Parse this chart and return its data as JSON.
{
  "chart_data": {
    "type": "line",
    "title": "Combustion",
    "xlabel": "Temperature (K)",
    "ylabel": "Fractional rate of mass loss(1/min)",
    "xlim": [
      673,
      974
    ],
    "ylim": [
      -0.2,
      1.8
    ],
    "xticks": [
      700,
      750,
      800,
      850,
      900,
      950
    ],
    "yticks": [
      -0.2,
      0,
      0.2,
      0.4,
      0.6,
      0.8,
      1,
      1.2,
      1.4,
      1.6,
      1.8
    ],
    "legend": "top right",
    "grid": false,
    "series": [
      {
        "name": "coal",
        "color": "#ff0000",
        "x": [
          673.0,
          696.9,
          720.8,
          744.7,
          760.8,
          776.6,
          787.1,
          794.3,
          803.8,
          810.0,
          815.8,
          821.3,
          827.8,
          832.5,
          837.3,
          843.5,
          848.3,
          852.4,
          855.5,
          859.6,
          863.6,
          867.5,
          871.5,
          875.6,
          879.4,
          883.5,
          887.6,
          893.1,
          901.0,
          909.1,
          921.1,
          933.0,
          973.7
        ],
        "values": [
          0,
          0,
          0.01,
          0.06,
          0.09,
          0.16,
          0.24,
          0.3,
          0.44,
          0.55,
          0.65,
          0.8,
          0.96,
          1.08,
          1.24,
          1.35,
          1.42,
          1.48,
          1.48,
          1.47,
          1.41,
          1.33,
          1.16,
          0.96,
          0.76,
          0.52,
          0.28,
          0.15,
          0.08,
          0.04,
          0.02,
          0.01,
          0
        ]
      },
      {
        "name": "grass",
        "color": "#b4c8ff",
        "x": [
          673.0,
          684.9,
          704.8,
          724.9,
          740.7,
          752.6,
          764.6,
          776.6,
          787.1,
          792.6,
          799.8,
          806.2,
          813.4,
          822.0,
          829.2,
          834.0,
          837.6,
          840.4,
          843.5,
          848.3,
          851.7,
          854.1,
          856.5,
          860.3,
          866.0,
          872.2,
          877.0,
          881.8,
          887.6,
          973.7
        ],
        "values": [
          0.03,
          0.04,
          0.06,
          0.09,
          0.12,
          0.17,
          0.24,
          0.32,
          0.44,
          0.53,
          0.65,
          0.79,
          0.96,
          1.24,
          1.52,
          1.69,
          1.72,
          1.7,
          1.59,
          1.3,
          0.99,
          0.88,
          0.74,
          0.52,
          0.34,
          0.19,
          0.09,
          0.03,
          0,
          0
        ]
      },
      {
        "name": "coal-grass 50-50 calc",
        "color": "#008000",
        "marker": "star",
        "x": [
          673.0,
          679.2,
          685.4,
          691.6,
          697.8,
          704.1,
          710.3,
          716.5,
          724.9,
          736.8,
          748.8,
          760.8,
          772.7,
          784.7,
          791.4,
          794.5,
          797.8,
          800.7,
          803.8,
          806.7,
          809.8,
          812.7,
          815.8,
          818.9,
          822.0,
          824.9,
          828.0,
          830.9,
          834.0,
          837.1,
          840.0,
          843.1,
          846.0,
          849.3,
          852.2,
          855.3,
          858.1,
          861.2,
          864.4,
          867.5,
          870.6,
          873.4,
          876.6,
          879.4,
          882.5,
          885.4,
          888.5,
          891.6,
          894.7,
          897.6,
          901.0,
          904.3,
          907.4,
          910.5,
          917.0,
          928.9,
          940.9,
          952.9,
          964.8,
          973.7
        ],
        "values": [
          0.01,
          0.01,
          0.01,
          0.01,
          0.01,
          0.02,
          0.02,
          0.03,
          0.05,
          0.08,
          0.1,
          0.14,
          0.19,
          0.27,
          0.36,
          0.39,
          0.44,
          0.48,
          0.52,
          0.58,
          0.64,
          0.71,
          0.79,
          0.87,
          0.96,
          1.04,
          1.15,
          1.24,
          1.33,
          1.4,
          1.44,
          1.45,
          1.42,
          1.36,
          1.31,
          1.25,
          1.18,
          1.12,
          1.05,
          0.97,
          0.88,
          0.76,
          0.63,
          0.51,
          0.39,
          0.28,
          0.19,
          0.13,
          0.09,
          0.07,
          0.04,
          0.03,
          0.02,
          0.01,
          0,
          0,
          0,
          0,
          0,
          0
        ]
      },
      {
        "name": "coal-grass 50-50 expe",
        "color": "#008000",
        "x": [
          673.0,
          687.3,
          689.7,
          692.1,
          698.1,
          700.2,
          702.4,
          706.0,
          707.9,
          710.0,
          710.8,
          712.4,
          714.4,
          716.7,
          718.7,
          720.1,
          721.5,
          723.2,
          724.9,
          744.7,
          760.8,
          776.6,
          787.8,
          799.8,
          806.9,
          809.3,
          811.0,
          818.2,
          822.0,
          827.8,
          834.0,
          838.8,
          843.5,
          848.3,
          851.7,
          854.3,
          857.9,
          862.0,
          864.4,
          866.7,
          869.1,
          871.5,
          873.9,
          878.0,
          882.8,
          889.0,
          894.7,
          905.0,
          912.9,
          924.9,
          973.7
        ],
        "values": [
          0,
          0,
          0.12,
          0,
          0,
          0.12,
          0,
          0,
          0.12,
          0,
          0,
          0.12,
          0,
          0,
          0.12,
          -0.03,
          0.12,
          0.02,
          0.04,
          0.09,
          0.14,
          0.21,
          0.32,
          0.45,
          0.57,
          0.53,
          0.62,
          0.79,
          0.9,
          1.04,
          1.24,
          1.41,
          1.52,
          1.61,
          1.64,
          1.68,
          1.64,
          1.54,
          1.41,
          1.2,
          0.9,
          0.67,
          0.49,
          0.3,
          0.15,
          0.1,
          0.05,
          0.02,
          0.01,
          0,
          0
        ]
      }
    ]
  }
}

------

*Instruction*.
Copy out each line of the records where the string "color" appears.

*Answer to this problem*.
        "color": "#ff0000",
        "color": "#b4c8ff",
        "color": "#008000",
        "color": "#008000",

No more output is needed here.